TASK BRIEF:
Below are some records. Count the lines with "data" in them and give nothing but the total.

# START OF STORED RECORDS

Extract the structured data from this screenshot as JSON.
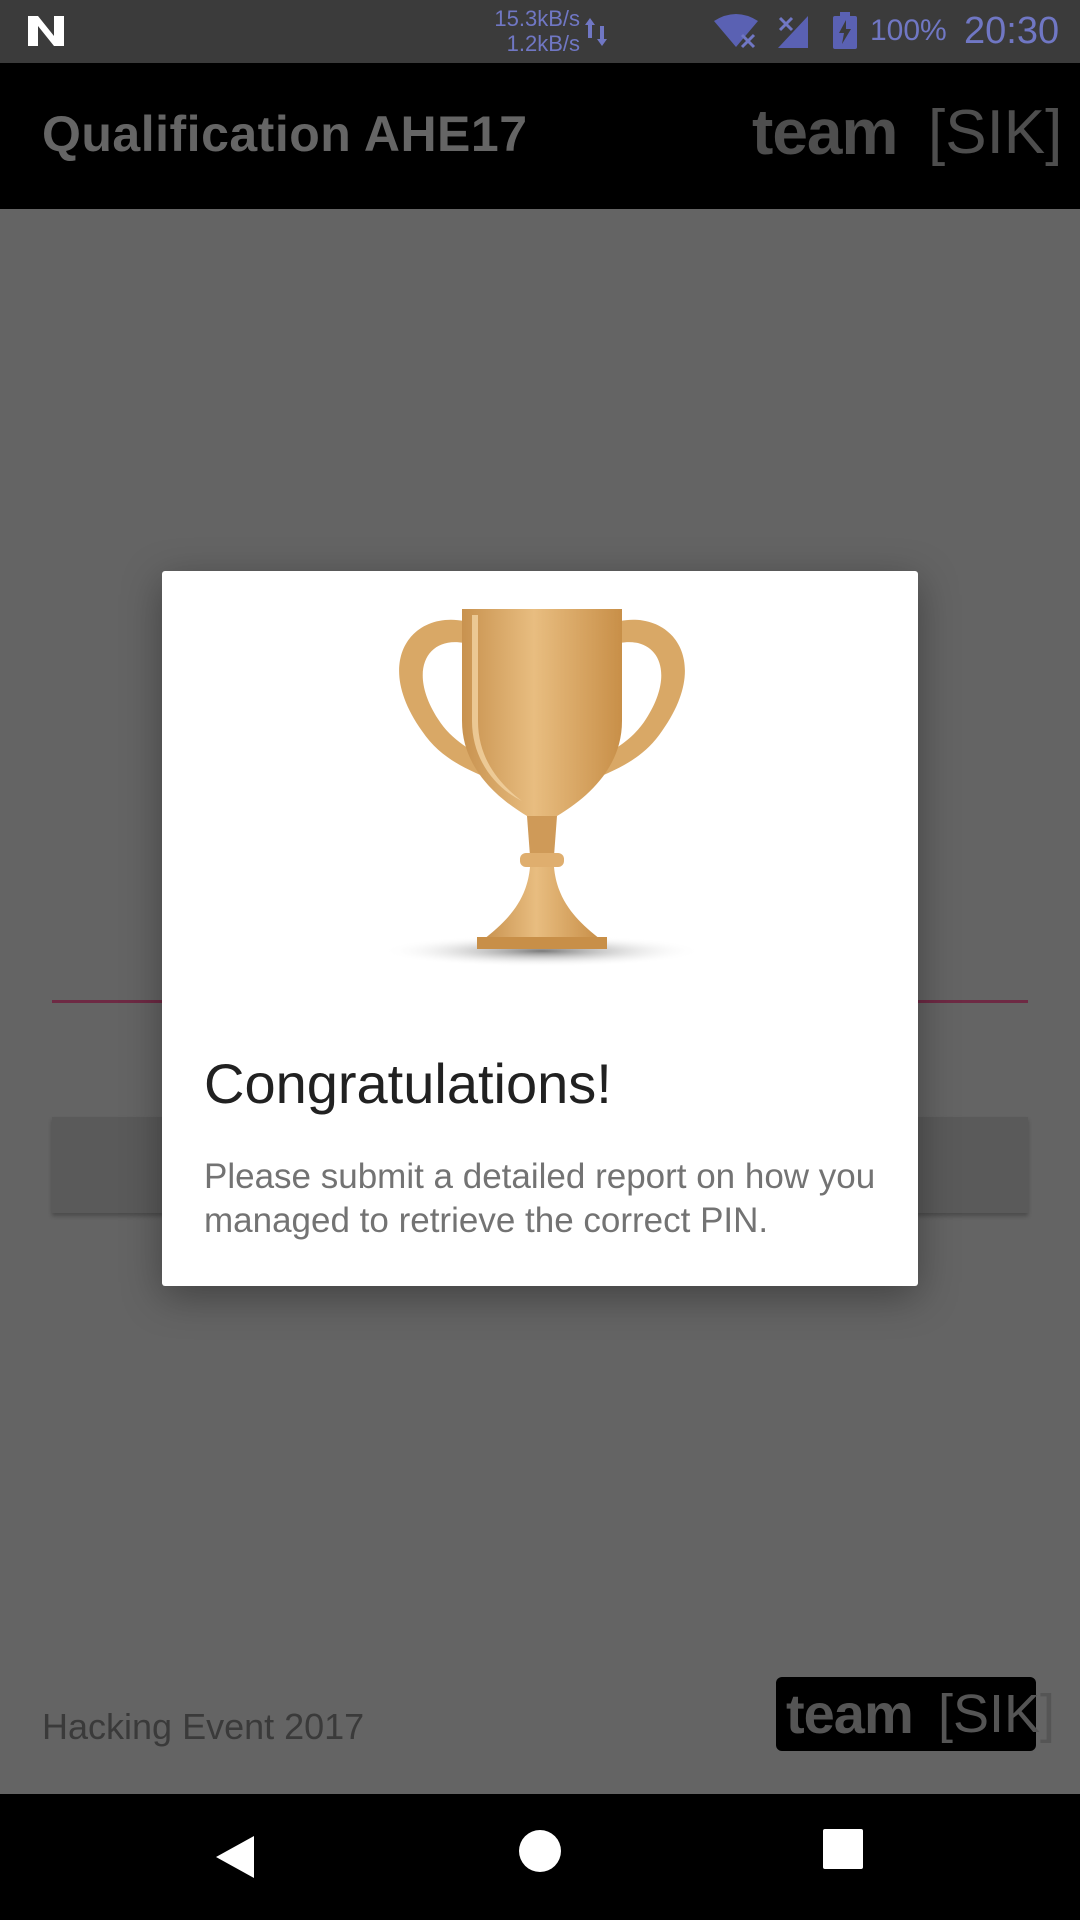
{
  "status_bar": {
    "net_down": "15.3kB/s",
    "net_up": "1.2kB/s",
    "battery_percent": "100%",
    "time": "20:30",
    "icons": [
      "n-notification-icon",
      "data-transfer-icon",
      "wifi-icon",
      "signal-icon",
      "battery-charging-icon"
    ]
  },
  "app_bar": {
    "title": "Qualification AHE17",
    "logo_team": "team",
    "logo_sik": "[SIK]"
  },
  "dialog": {
    "title": "Congratulations!",
    "message": "Please submit a detailed report on how you managed to retrieve the correct PIN.",
    "icon": "trophy-icon"
  },
  "footer": {
    "text": "Hacking Event 2017",
    "logo_team": "team",
    "logo_sik": "[SIK]"
  },
  "nav_bar": {
    "icons": [
      "back-icon",
      "home-icon",
      "recents-icon"
    ]
  },
  "colors": {
    "status_text": "#7077c4",
    "accent_underline": "#6e2a44",
    "trophy_gold": "#d9a866"
  }
}
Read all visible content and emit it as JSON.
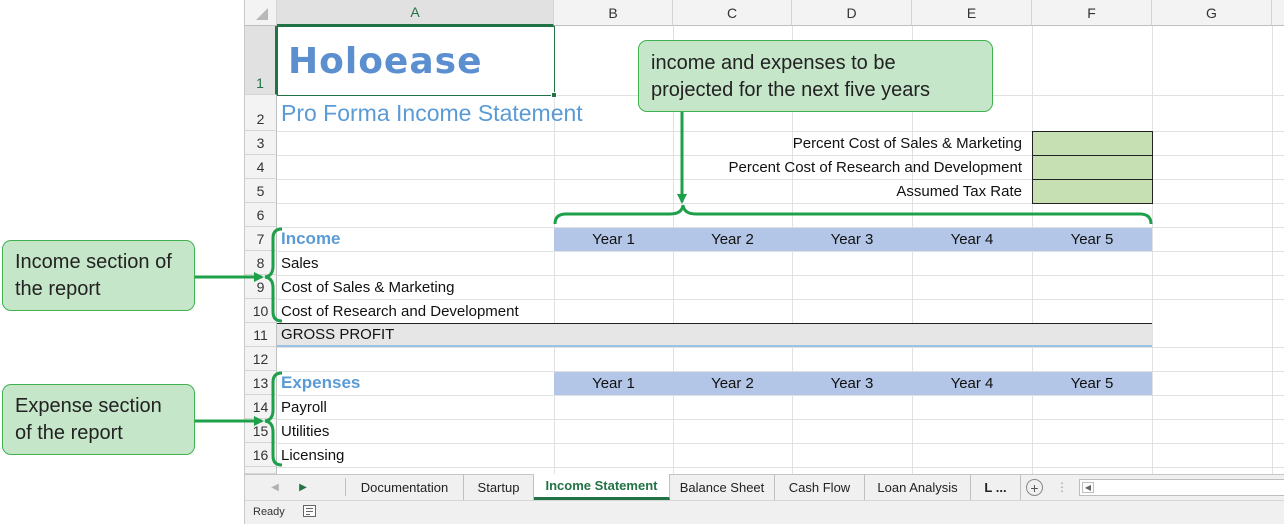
{
  "spreadsheet": {
    "columns": [
      "A",
      "B",
      "C",
      "D",
      "E",
      "F",
      "G"
    ],
    "rows": [
      "1",
      "2",
      "3",
      "4",
      "5",
      "6",
      "7",
      "8",
      "9",
      "10",
      "11",
      "12",
      "13",
      "14",
      "15",
      "16"
    ],
    "title": "Holoease",
    "subtitle": "Pro Forma Income Statement",
    "assumptions": [
      "Percent Cost of Sales & Marketing",
      "Percent Cost of Research and Development",
      "Assumed Tax Rate"
    ],
    "income_heading": "Income",
    "income_items": [
      "Sales",
      "Cost of Sales & Marketing",
      "Cost of Research and Development"
    ],
    "gross_profit": "GROSS PROFIT",
    "expenses_heading": "Expenses",
    "expense_items": [
      "Payroll",
      "Utilities",
      "Licensing"
    ],
    "years": [
      "Year 1",
      "Year 2",
      "Year 3",
      "Year 4",
      "Year 5"
    ]
  },
  "sheet_tabs": {
    "items": [
      "Documentation",
      "Startup",
      "Income Statement",
      "Balance Sheet",
      "Cash Flow",
      "Loan Analysis",
      "L ..."
    ],
    "active": "Income Statement"
  },
  "status": {
    "ready": "Ready"
  },
  "callouts": {
    "top": "income and expenses to be projected for the next five years",
    "income": "Income section of the report",
    "expense": "Expense section of the report"
  },
  "colors": {
    "accent_green": "#217346",
    "callout_fill": "#c6e6c9",
    "callout_border": "#3fb24f",
    "year_header_fill": "#b4c6e7",
    "input_fill": "#c6e0b4",
    "title_blue": "#5b8fcf"
  }
}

# END OF STORED RECORDS

SOLUTION TO THIS TASK:
2